## Work required
Below are records; extract exactly the lines from the one containing "Output a JSON" through the last, both included, and keep the pictures out.

## Source records
= = = = = = =
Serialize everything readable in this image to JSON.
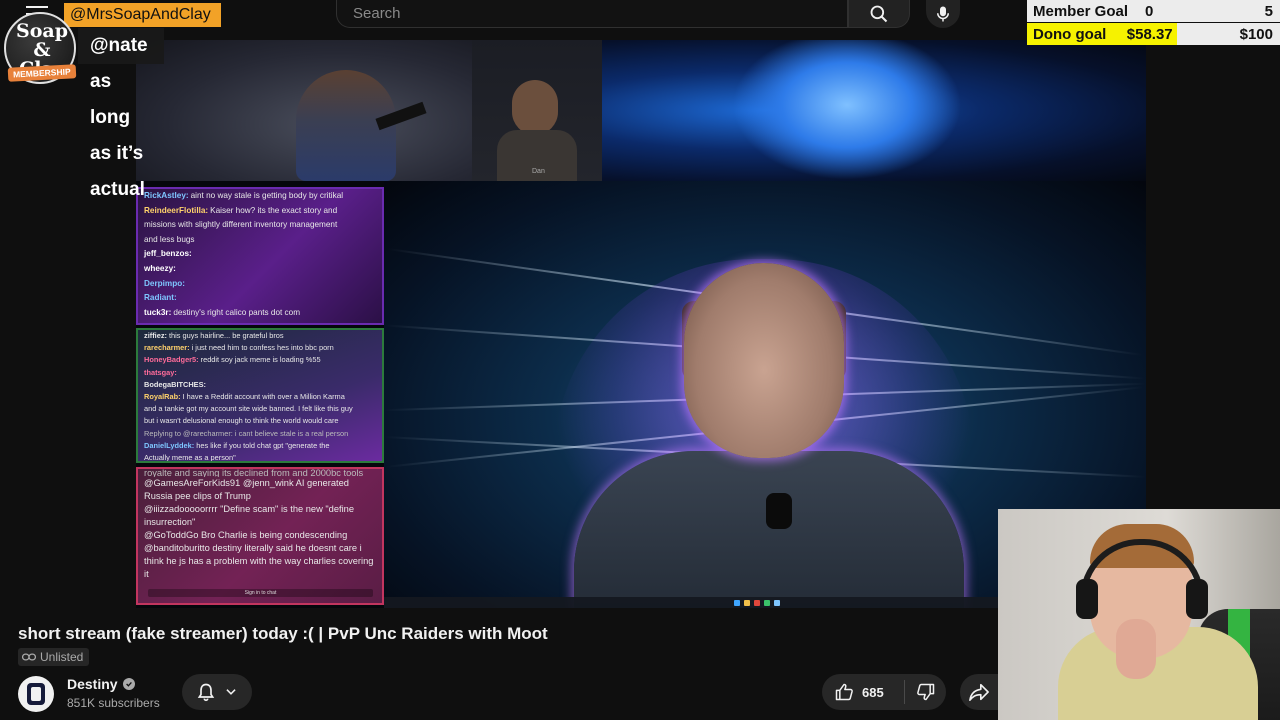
{
  "header": {
    "search_placeholder": "Search",
    "icons": [
      "menu-icon",
      "search-icon",
      "microphone-icon"
    ]
  },
  "goals": {
    "member": {
      "label": "Member Goal",
      "current": "0",
      "target": "5"
    },
    "dono": {
      "label": "Dono goal",
      "current": "$58.37",
      "target": "$100"
    },
    "colors": {
      "bar": "#ececec",
      "fill": "#f6f200"
    }
  },
  "alert": {
    "username": "@MrsSoapAndClay",
    "message": "@nate as long as it’s actual",
    "badge": "MEMBERSHIP",
    "logo_text": "Soap & Clay",
    "colors": {
      "name_bg": "#f2a227",
      "badge_bg": "#e8813a"
    }
  },
  "video": {
    "inset_label": "Dan",
    "chat_top": [
      {
        "user": "RickAstley:",
        "text": "aint no way stale is getting body by critikal",
        "color": "#7ec6ff"
      },
      {
        "user": "ReindeerFlotilla:",
        "text": "Kaiser how? its the exact story and",
        "color": "#ffd36b"
      },
      {
        "user": "",
        "text": "missions with slightly different inventory management",
        "color": "#ffffff"
      },
      {
        "user": "",
        "text": "and less bugs",
        "color": "#ffffff"
      },
      {
        "user": "jeff_benzos:",
        "text": "",
        "color": "#ffffff"
      },
      {
        "user": "wheezy:",
        "text": "",
        "color": "#ffffff"
      },
      {
        "user": "Derpimpo:",
        "text": "",
        "color": "#7ec6ff"
      },
      {
        "user": "Radiant:",
        "text": "",
        "color": "#7ec6ff"
      },
      {
        "user": "tuck3r:",
        "text": "destiny's right calico pants dot com",
        "color": "#ffffff"
      }
    ],
    "chat_mid": [
      {
        "user": "ziffiez:",
        "text": "this guys hairline... be grateful bros",
        "color": "#ffffff"
      },
      {
        "user": "rarecharmer:",
        "text": "i just need him to confess hes into bbc porn",
        "color": "#ffd36b"
      },
      {
        "user": "HoneyBadger5:",
        "text": "reddit soy jack meme is loading %55",
        "color": "#ff6b9a"
      },
      {
        "user": "thatsgay:",
        "text": "",
        "color": "#ff6b9a"
      },
      {
        "user": "BodegaBITCHES:",
        "text": "",
        "color": "#ffffff"
      },
      {
        "user": "RoyalRab:",
        "text": "I have a Reddit account with over a Million Karma",
        "color": "#ffd36b"
      },
      {
        "user": "",
        "text": "and a tankie got my account site wide banned. I felt like this guy",
        "color": "#ffffff"
      },
      {
        "user": "",
        "text": "but i wasn't delusional enough to think the world would care",
        "color": "#ffffff"
      },
      {
        "user": "",
        "text": "Replying to @rarecharmer: i cant believe stale is a real person",
        "color": "#bbbbbb"
      },
      {
        "user": "DanielLyddek:",
        "text": "hes like if you told chat gpt \"generate the",
        "color": "#7ec6ff"
      },
      {
        "user": "",
        "text": "Actually meme as a person\"",
        "color": "#ffffff"
      }
    ],
    "chat_bottom": [
      {
        "text": "royalte and saying its declined from and 2000bc tools"
      },
      {
        "text": "@GamesAreForKids91 @jenn_wink AI generated Russia pee clips of Trump"
      },
      {
        "text": "@iiizzadooooorrrr \"Define scam\" is the new \"define insurrection\""
      },
      {
        "text": "@GoToddGo Bro Charlie is being condescending"
      },
      {
        "text": "@banditoburitto destiny literally said he doesnt care i think he js has a problem with the way charlies covering it"
      }
    ],
    "chat_footer": "Sign in to chat"
  },
  "meta": {
    "title": "short stream (fake streamer) today :( | PvP Unc Raiders with Moot",
    "visibility": "Unlisted",
    "channel_name": "Destiny",
    "subscribers": "851K subscribers",
    "likes": "685",
    "icons": [
      "link-icon",
      "verified-icon",
      "bell-icon",
      "chevron-down-icon",
      "thumbs-up-icon",
      "thumbs-down-icon",
      "share-icon"
    ]
  }
}
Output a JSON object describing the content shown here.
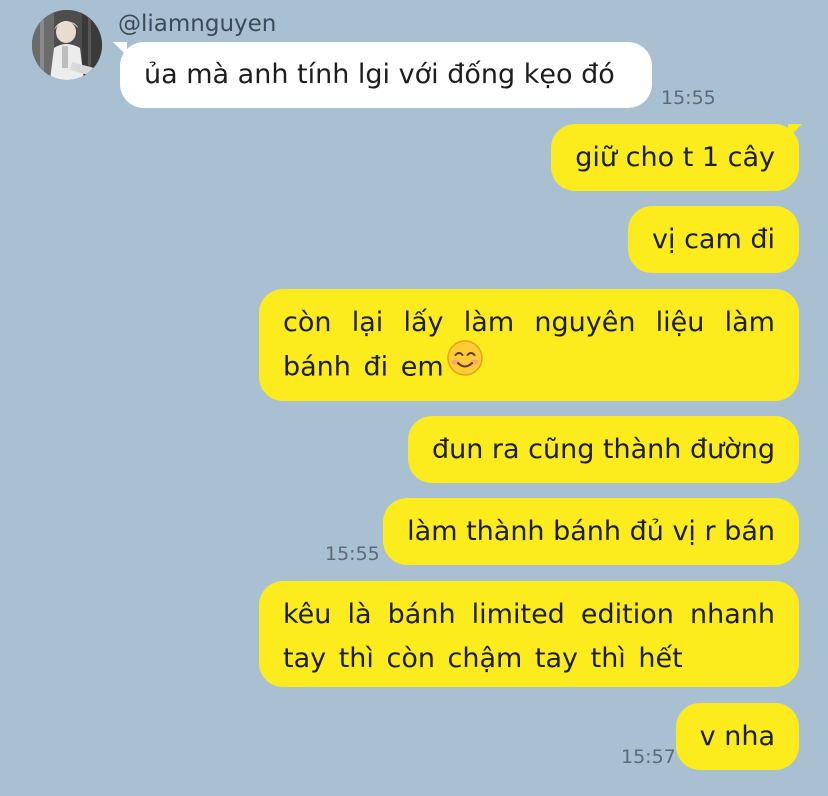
{
  "incoming": {
    "username": "@liamnguyen",
    "message": "ủa mà anh tính lgi với đống kẹo đó",
    "time": "15:55"
  },
  "outgoing": [
    {
      "text": "giữ cho t 1 cây"
    },
    {
      "text": "vị cam đi"
    },
    {
      "text": "còn lại lấy làm nguyên liệu làm bánh đi em",
      "emoji": "smiling-face-with-smiling-eyes"
    },
    {
      "text": "đun ra cũng thành đường"
    },
    {
      "text": "làm thành bánh đủ vị r bán",
      "time": "15:55"
    },
    {
      "text": "kêu là bánh limited edition nhanh tay thì còn chậm tay thì hết"
    },
    {
      "text": "v nha",
      "time": "15:57"
    }
  ],
  "colors": {
    "background": "#a9c0d3",
    "incoming_bubble": "#ffffff",
    "outgoing_bubble": "#fcec1e",
    "timestamp": "#5d6a76"
  }
}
= = = = = = =
## Answer to this problem
Output a JSON object describing the content shown here.
{
  "incoming": {
    "username": "@liamnguyen",
    "message": "ủa mà anh tính lgi với đống kẹo đó",
    "time": "15:55"
  },
  "outgoing": [
    {
      "text": "giữ cho t 1 cây"
    },
    {
      "text": "vị cam đi"
    },
    {
      "text": "còn lại lấy làm nguyên liệu làm bánh đi em",
      "emoji": "smiling-face-with-smiling-eyes"
    },
    {
      "text": "đun ra cũng thành đường"
    },
    {
      "text": "làm thành bánh đủ vị r bán",
      "time": "15:55"
    },
    {
      "text": "kêu là bánh limited edition nhanh tay thì còn chậm tay thì hết"
    },
    {
      "text": "v nha",
      "time": "15:57"
    }
  ],
  "colors": {
    "background": "#a9c0d3",
    "incoming_bubble": "#ffffff",
    "outgoing_bubble": "#fcec1e",
    "timestamp": "#5d6a76"
  }
}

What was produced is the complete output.